## Texto apresentado
Não importa que cadeias de cooperação internacionais tenham permitido vencer o ébola e a varíola. Isto, claro, para não mencionar a mais óbvia das vitórias (e instrumento) da globalização, a World Wide Web, vulgo internet que, essa sim, mudou o mundo e dele fez um, e apenas um, e não a pobre soma das suas partes. A globalização voltará, porque apenas ela faz sentido. Nada disso interessa agora, ganha o nacionalismo.
Fronteiras Abertas vs. Controlos Fronteiriços
O medo da peste importada fez com que se levantassem as vozes clamando pelo fecho das fronteiras, embora o vírus já circulasse na comunidade e, portanto, o fecho de fronteiras não garantisse mais que uma falsa sensação de segurança. Fechar, fechar, fechar. Depois de décadas de crescente liberdade de circulação, apesar do 11 de Setembro, e em que o espaço Schengen representava o avanço último da confiança entre nações e um marco de civilização a que todos os países deveriam ambicionar, eis-nos perante a vitória das barreiras fronteiriças e da sua hedionda irmã gémea, a xenofobia.

Dados de análise do layout de documentos:

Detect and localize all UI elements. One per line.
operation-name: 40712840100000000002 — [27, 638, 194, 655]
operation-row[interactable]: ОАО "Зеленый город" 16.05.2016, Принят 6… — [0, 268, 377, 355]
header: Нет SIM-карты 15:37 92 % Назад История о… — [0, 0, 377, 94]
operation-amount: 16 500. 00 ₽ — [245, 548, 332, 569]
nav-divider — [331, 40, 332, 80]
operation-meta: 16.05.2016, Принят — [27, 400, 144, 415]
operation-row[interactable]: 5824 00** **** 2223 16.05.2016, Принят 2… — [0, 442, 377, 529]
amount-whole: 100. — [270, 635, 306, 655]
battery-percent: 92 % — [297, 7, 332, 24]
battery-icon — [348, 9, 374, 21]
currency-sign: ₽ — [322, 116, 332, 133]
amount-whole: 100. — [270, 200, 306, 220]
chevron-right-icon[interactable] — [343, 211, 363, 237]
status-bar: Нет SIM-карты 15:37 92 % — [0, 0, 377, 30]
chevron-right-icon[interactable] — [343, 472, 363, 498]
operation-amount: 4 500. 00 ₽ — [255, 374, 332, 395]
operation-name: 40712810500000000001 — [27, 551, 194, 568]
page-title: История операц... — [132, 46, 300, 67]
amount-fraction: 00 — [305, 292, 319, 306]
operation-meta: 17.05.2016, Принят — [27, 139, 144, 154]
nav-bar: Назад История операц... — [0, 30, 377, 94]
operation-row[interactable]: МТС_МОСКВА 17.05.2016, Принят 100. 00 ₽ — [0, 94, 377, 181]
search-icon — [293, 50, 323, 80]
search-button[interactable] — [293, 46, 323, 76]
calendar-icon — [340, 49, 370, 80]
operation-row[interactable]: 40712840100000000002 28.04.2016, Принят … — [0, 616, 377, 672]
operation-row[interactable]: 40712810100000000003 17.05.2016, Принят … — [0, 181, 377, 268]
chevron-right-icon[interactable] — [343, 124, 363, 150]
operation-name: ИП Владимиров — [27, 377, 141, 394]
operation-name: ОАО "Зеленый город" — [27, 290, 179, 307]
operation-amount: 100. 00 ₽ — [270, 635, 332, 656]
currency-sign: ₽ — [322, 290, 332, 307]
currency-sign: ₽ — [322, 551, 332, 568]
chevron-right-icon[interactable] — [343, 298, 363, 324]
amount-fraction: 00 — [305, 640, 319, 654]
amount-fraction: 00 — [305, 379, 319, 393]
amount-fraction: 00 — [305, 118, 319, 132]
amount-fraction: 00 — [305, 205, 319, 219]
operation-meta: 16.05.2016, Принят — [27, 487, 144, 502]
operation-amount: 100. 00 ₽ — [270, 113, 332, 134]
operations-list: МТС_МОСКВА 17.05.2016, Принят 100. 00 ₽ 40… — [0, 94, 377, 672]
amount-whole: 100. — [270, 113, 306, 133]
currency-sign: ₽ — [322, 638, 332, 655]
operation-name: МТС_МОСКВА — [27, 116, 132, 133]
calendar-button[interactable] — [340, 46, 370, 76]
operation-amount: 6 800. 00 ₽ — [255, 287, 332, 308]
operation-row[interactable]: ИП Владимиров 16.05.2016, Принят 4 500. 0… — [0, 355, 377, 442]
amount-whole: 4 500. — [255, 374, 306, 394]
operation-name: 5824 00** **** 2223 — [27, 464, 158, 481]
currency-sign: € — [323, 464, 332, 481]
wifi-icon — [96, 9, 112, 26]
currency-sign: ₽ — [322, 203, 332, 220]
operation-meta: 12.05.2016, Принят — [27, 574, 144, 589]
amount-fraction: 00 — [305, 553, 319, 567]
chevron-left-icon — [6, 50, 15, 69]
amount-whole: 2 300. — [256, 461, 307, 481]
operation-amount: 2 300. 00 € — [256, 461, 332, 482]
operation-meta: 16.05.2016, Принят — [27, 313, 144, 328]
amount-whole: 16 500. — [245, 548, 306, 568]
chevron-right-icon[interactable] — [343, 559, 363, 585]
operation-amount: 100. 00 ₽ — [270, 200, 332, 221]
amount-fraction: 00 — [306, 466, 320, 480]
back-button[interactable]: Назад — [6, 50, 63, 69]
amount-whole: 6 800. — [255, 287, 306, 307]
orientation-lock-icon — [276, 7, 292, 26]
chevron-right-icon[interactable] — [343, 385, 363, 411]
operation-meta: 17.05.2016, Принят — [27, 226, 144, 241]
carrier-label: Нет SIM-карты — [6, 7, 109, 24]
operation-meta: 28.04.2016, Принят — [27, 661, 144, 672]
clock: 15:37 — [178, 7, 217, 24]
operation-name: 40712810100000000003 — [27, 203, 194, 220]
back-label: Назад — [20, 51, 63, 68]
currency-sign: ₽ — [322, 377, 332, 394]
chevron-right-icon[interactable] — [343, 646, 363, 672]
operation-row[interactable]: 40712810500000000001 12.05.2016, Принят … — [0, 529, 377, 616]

## Lista de tarefas
1: Repita fielmente o trecho do texto sobre globalização e fronteiras que começa em "Não importa que" e segue até "ganha o nacionalismo.".
2: Traduza para inglês esta frase do texto sobre globalização e fronteiras: "A globalização voltará, porque apenas ela faz sentido."
3: Dê seguimento ao texto sobre globalização e fronteiras a partir do ponto em que termina.
Os registos provêm de outra fonte.

## Respostas por ordem
1:
Não importa que cadeias de cooperação internacionais tenham permitido vencer o ébola e a varíola. Isto, claro, para não mencionar a mais óbvia das vitórias (e instrumento) da globalização, a World Wide Web, vulgo internet que, essa sim, mudou o mundo e dele fez um, e apenas um, e não a pobre soma das suas partes. A globalização voltará, porque apenas ela faz sentido. Nada disso interessa agora, ganha o nacionalismo.

2: Globalization will return, because it alone makes sense.

3:
É assim que assistiremos a um lentíssimo levantar de barreiras para fora da Europa, e mesmo dentro dela. Veja-se como a França e a Espanha impuseram quarentenas mútuas, que, como diz o povo, não é mais que “o roto a falar para o pobre”. Os Estados Unidos aproveitarão para dificultar o trânsito de pessoas e bens com a China, que culpa das maiores barbaridades, e também com a Europa, que vê como concorrente e não como aliada.
A humanidade quer viajar e explorar o mundo em busca de vida melhor. A prazo, as fronteiras tenderão a desaparecer. Mas, por agora, e talvez por alguns anos, esse anacronismo da política internacional, a fronteira, reaparecerá em força e sobre ela e sobre a sua defesa, muita ainda se irá escrever.
Instâncias Internacionais vs. Órgãos Nacionais
O ataque cerrado à Organização Mundial da Saúde é apenas mais um sinal da derrocada da ordem internacional vigente após a II Guerra Mundial e que os anteriores EUA, a NATO e a Europa Ocidental tanto fizeram por construir. Essa ordem baseava-se em regras e tratados multilaterais que facilitavam o comércio, a cooperação e a dissipação de litígios locais e regionais. Combatiam a fome e a doença. Promoviam a investigação e a justiça internacional. E também providenciavam a burocracia e organização necessárias à sua implementação.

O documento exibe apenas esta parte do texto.